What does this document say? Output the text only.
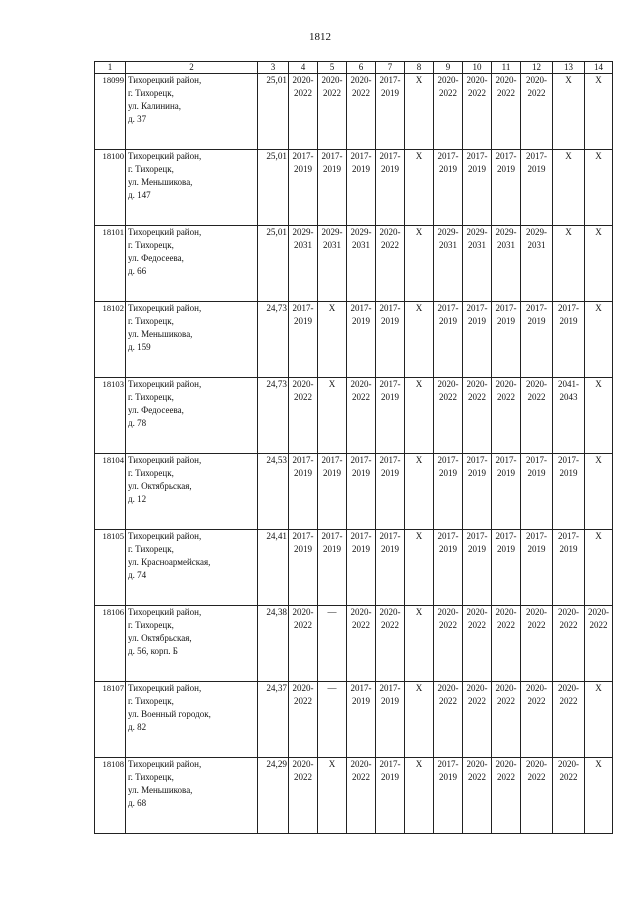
1812
1	2	3	4	5	6	7	8	9	10	11	12	13	14
18099	Тихорецкий район,
г. Тихорецк,
ул. Калинина,
д. 37	25,01	2020-
2022	2020-
2022	2020-
2022	2017-
2019	X	2020-
2022	2020-
2022	2020-
2022	2020-
2022	X	X

18100	Тихорецкий район,
г. Тихорецк,
ул. Меньшикова,
д. 147	25,01	2017-
2019	2017-
2019	2017-
2019	2017-
2019	X	2017-
2019	2017-
2019	2017-
2019	2017-
2019	X	X

18101	Тихорецкий район,
г. Тихорецк,
ул. Федосеева,
д. 66	25,01	2029-
2031	2029-
2031	2029-
2031	2020-
2022	X	2029-
2031	2029-
2031	2029-
2031	2029-
2031	X	X

18102	Тихорецкий район,
г. Тихорецк,
ул. Меньшикова,
д. 159	24,73	2017-
2019	X	2017-
2019	2017-
2019	X	2017-
2019	2017-
2019	2017-
2019	2017-
2019	2017-
2019	X

18103	Тихорецкий район,
г. Тихорецк,
ул. Федосеева,
д. 78	24,73	2020-
2022	X	2020-
2022	2017-
2019	X	2020-
2022	2020-
2022	2020-
2022	2020-
2022	2041-
2043	X

18104	Тихорецкий район,
г. Тихорецк,
ул. Октябрьская,
д. 12	24,53	2017-
2019	2017-
2019	2017-
2019	2017-
2019	X	2017-
2019	2017-
2019	2017-
2019	2017-
2019	2017-
2019	X

18105	Тихорецкий район,
г. Тихорецк,
ул. Красноармейская,
д. 74	24,41	2017-
2019	2017-
2019	2017-
2019	2017-
2019	X	2017-
2019	2017-
2019	2017-
2019	2017-
2019	2017-
2019	X

18106	Тихорецкий район,
г. Тихорецк,
ул. Октябрьская,
д. 56, корп. Б	24,38	2020-
2022	—	2020-
2022	2020-
2022	X	2020-
2022	2020-
2022	2020-
2022	2020-
2022	2020-
2022	2020-
2022

18107	Тихорецкий район,
г. Тихорецк,
ул. Военный городок,
д. 82	24,37	2020-
2022	—	2017-
2019	2017-
2019	X	2020-
2022	2020-
2022	2020-
2022	2020-
2022	2020-
2022	X

18108	Тихорецкий район,
г. Тихорецк,
ул. Меньшикова,
д. 68	24,29	2020-
2022	X	2020-
2022	2017-
2019	X	2017-
2019	2020-
2022	2020-
2022	2020-
2022	2020-
2022	X
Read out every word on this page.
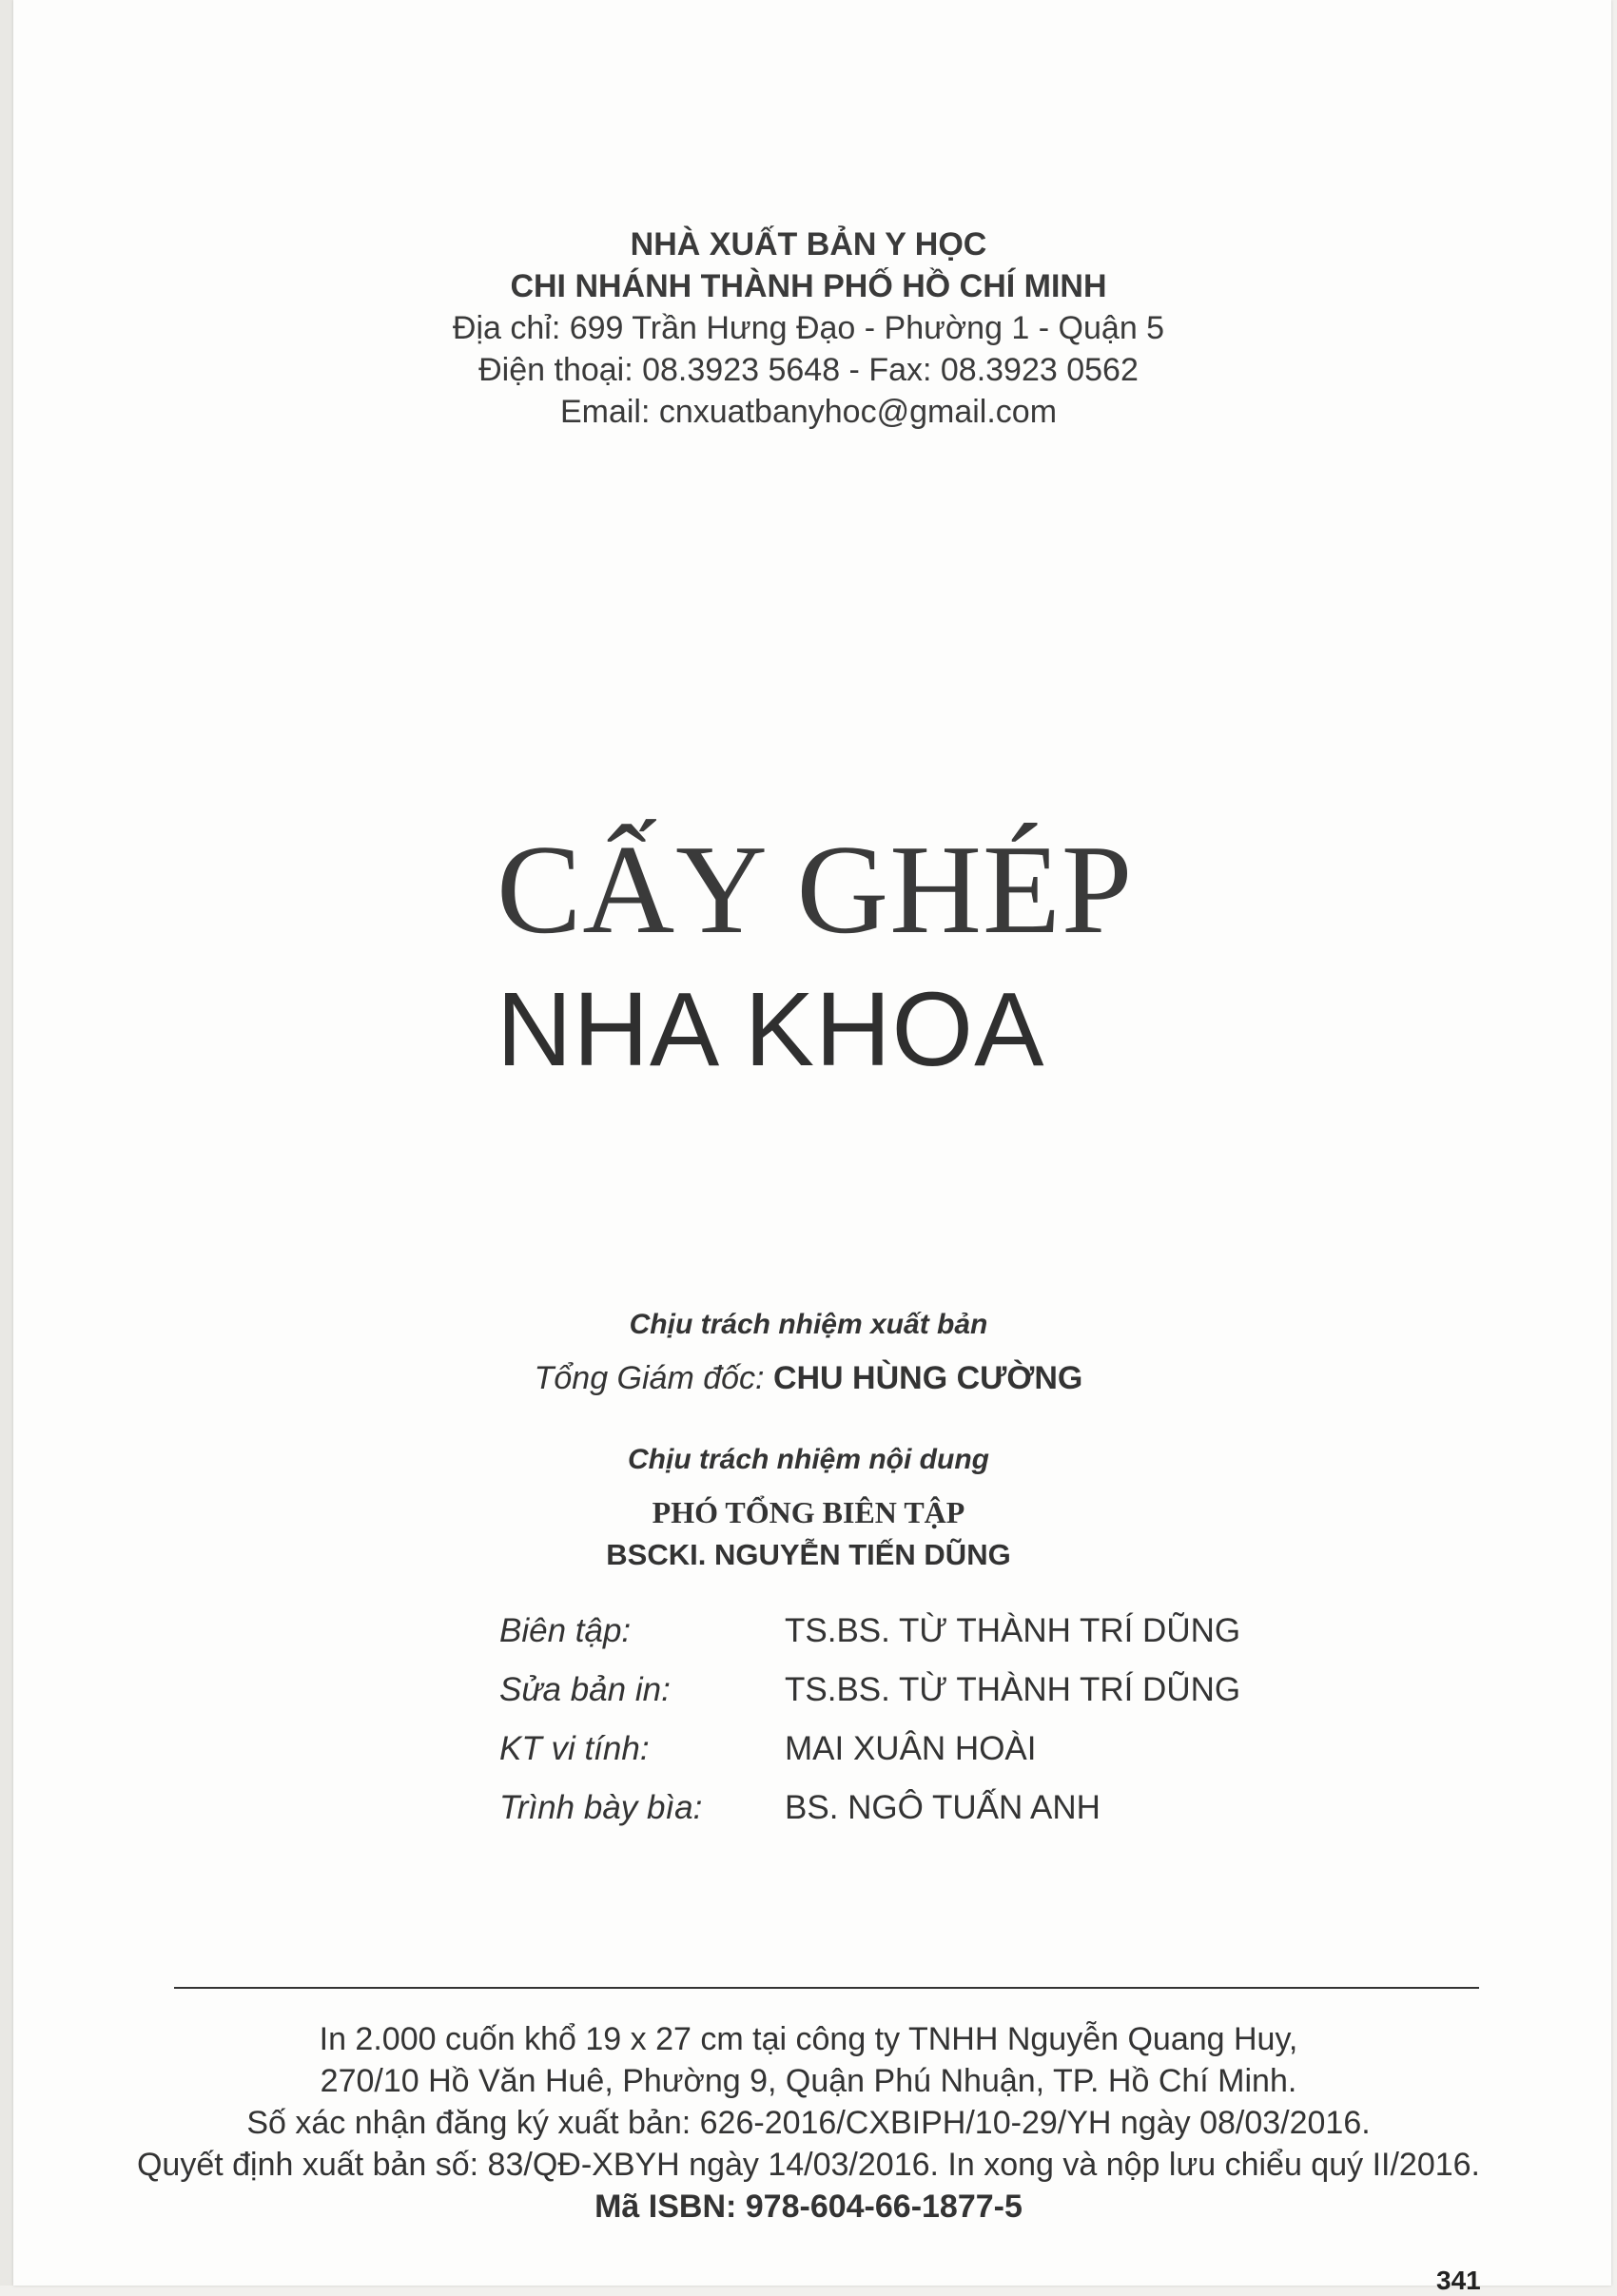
NHÀ XUẤT BẢN Y HỌC
CHI NHÁNH THÀNH PHỐ HỒ CHÍ MINH
Địa chỉ: 699 Trần Hưng Đạo - Phường 1 - Quận 5
Điện thoại: 08.3923 5648 - Fax: 08.3923 0562
Email: cnxuatbanyhoc@gmail.com
CẤY GHÉP
NHA KHOA
Chịu trách nhiệm xuất bản
Tổng Giám đốc: CHU HÙNG CƯỜNG
Chịu trách nhiệm nội dung
PHÓ TỔNG BIÊN TẬP
BSCKI. NGUYỄN TIẾN DŨNG
Biên tập:	TS.BS. TỪ THÀNH TRÍ DŨNG
Sửa bản in:	TS.BS. TỪ THÀNH TRÍ DŨNG
KT vi tính:	MAI XUÂN HOÀI
Trình bày bìa: BS. NGÔ TUẤN ANH
In 2.000 cuốn khổ 19 x 27 cm tại công ty TNHH Nguyễn Quang Huy,
270/10 Hồ Văn Huê, Phường 9, Quận Phú Nhuận, TP. Hồ Chí Minh.
Số xác nhận đăng ký xuất bản: 626-2016/CXBIPH/10-29/YH ngày 08/03/2016.
Quyết định xuất bản số: 83/QĐ-XBYH ngày 14/03/2016. In xong và nộp lưu chiểu quý II/2016.
Mã ISBN: 978-604-66-1877-5
341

.....

### What you have to do
Make an exact copy of all entries above, dropping the images.

### Answer for the task
What does this document say? Output the text only.
1812
1	2	3	4	5	6	7	8	9	10	11	12	13	14
18099	Тихорецкий район,
г. Тихорецк,
ул. Калинина,
д. 37	25,01	2020-
2022	2020-
2022	2020-
2022	2017-
2019	X	2020-
2022	2020-
2022	2020-
2022	2020-
2022	X	X

18100	Тихорецкий район,
г. Тихорецк,
ул. Меньшикова,
д. 147	25,01	2017-
2019	2017-
2019	2017-
2019	2017-
2019	X	2017-
2019	2017-
2019	2017-
2019	2017-
2019	X	X

18101	Тихорецкий район,
г. Тихорецк,
ул. Федосеева,
д. 66	25,01	2029-
2031	2029-
2031	2029-
2031	2020-
2022	X	2029-
2031	2029-
2031	2029-
2031	2029-
2031	X	X

18102	Тихорецкий район,
г. Тихорецк,
ул. Меньшикова,
д. 159	24,73	2017-
2019	X	2017-
2019	2017-
2019	X	2017-
2019	2017-
2019	2017-
2019	2017-
2019	2017-
2019	X

18103	Тихорецкий район,
г. Тихорецк,
ул. Федосеева,
д. 78	24,73	2020-
2022	X	2020-
2022	2017-
2019	X	2020-
2022	2020-
2022	2020-
2022	2020-
2022	2041-
2043	X

18104	Тихорецкий район,
г. Тихорецк,
ул. Октябрьская,
д. 12	24,53	2017-
2019	2017-
2019	2017-
2019	2017-
2019	X	2017-
2019	2017-
2019	2017-
2019	2017-
2019	2017-
2019	X

18105	Тихорецкий район,
г. Тихорецк,
ул. Красноармейская,
д. 74	24,41	2017-
2019	2017-
2019	2017-
2019	2017-
2019	X	2017-
2019	2017-
2019	2017-
2019	2017-
2019	2017-
2019	X

18106	Тихорецкий район,
г. Тихорецк,
ул. Октябрьская,
д. 56, корп. Б	24,38	2020-
2022	—	2020-
2022	2020-
2022	X	2020-
2022	2020-
2022	2020-
2022	2020-
2022	2020-
2022	2020-
2022

18107	Тихорецкий район,
г. Тихорецк,
ул. Военный городок,
д. 82	24,37	2020-
2022	—	2017-
2019	2017-
2019	X	2020-
2022	2020-
2022	2020-
2022	2020-
2022	2020-
2022	X

18108	Тихорецкий район,
г. Тихорецк,
ул. Меньшикова,
д. 68	24,29	2020-
2022	X	2020-
2022	2017-
2019	X	2017-
2019	2020-
2022	2020-
2022	2020-
2022	2020-
2022	X
Read out every word on this page.
NHÀ XUẤT BẢN Y HỌC
CHI NHÁNH THÀNH PHỐ HỒ CHÍ MINH
Địa chỉ: 699 Trần Hưng Đạo - Phường 1 - Quận 5
Điện thoại: 08.3923 5648 - Fax: 08.3923 0562
Email: cnxuatbanyhoc@gmail.com
CẤY GHÉP
NHA KHOA
Chịu trách nhiệm xuất bản
Tổng Giám đốc: CHU HÙNG CƯỜNG
Chịu trách nhiệm nội dung
PHÓ TỔNG BIÊN TẬP
BSCKI. NGUYỄN TIẾN DŨNG
Biên tập:	TS.BS. TỪ THÀNH TRÍ DŨNG
Sửa bản in:	TS.BS. TỪ THÀNH TRÍ DŨNG
KT vi tính:	MAI XUÂN HOÀI
Trình bày bìa: BS. NGÔ TUẤN ANH
In 2.000 cuốn khổ 19 x 27 cm tại công ty TNHH Nguyễn Quang Huy,
270/10 Hồ Văn Huê, Phường 9, Quận Phú Nhuận, TP. Hồ Chí Minh.
Số xác nhận đăng ký xuất bản: 626-2016/CXBIPH/10-29/YH ngày 08/03/2016.
Quyết định xuất bản số: 83/QĐ-XBYH ngày 14/03/2016. In xong và nộp lưu chiểu quý II/2016.
Mã ISBN: 978-604-66-1877-5
341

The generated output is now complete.